··· Dataset content
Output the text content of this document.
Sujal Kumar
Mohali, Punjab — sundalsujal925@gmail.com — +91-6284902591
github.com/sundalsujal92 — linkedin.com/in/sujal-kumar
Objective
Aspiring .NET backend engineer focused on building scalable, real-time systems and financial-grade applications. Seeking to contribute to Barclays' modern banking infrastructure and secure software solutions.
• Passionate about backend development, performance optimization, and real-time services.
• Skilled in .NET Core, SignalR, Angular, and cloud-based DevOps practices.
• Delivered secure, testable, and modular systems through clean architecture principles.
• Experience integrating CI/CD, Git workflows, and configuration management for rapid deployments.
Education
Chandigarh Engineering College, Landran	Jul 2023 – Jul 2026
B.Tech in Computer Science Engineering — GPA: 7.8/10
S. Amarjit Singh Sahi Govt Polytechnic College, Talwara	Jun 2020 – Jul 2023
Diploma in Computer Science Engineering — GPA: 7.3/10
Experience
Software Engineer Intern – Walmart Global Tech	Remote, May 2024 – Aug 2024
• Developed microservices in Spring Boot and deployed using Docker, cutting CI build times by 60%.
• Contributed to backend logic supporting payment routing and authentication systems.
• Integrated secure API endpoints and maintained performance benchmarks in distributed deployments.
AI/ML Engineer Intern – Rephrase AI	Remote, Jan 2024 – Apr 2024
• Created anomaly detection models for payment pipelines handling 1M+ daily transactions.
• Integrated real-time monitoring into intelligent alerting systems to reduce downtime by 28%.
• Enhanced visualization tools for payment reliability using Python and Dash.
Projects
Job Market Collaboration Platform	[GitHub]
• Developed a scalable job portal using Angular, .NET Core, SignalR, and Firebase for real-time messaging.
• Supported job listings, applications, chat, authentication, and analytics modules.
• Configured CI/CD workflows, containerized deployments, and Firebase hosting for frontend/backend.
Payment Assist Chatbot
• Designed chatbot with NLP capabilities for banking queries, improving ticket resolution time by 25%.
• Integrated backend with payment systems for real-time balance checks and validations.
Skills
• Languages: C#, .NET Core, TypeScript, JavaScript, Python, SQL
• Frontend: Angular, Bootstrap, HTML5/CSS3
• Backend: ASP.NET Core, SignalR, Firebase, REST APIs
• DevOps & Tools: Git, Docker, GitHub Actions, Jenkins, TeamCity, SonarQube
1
······
Task requirements:
Quote the data in full, keeping each word unchanged.

Final result:
Output the text content of this document.
Sujal Kumar
Mohali, Punjab — sundalsujal925@gmail.com — +91-6284902591
github.com/sundalsujal92 — linkedin.com/in/sujal-kumar
Objective
Aspiring .NET backend engineer focused on building scalable, real-time systems and financial-grade applications. Seeking to contribute to Barclays' modern banking infrastructure and secure software solutions.
• Passionate about backend development, performance optimization, and real-time services.
• Skilled in .NET Core, SignalR, Angular, and cloud-based DevOps practices.
• Delivered secure, testable, and modular systems through clean architecture principles.
• Experience integrating CI/CD, Git workflows, and configuration management for rapid deployments.
Education
Chandigarh Engineering College, Landran	Jul 2023 – Jul 2026
B.Tech in Computer Science Engineering — GPA: 7.8/10
S. Amarjit Singh Sahi Govt Polytechnic College, Talwara	Jun 2020 – Jul 2023
Diploma in Computer Science Engineering — GPA: 7.3/10
Experience
Software Engineer Intern – Walmart Global Tech	Remote, May 2024 – Aug 2024
• Developed microservices in Spring Boot and deployed using Docker, cutting CI build times by 60%.
• Contributed to backend logic supporting payment routing and authentication systems.
• Integrated secure API endpoints and maintained performance benchmarks in distributed deployments.
AI/ML Engineer Intern – Rephrase AI	Remote, Jan 2024 – Apr 2024
• Created anomaly detection models for payment pipelines handling 1M+ daily transactions.
• Integrated real-time monitoring into intelligent alerting systems to reduce downtime by 28%.
• Enhanced visualization tools for payment reliability using Python and Dash.
Projects
Job Market Collaboration Platform	[GitHub]
• Developed a scalable job portal using Angular, .NET Core, SignalR, and Firebase for real-time messaging.
• Supported job listings, applications, chat, authentication, and analytics modules.
• Configured CI/CD workflows, containerized deployments, and Firebase hosting for frontend/backend.
Payment Assist Chatbot
• Designed chatbot with NLP capabilities for banking queries, improving ticket resolution time by 25%.
• Integrated backend with payment systems for real-time balance checks and validations.
Skills
• Languages: C#, .NET Core, TypeScript, JavaScript, Python, SQL
• Frontend: Angular, Bootstrap, HTML5/CSS3
• Backend: ASP.NET Core, SignalR, Firebase, REST APIs
• DevOps & Tools: Git, Docker, GitHub Actions, Jenkins, TeamCity, SonarQube
1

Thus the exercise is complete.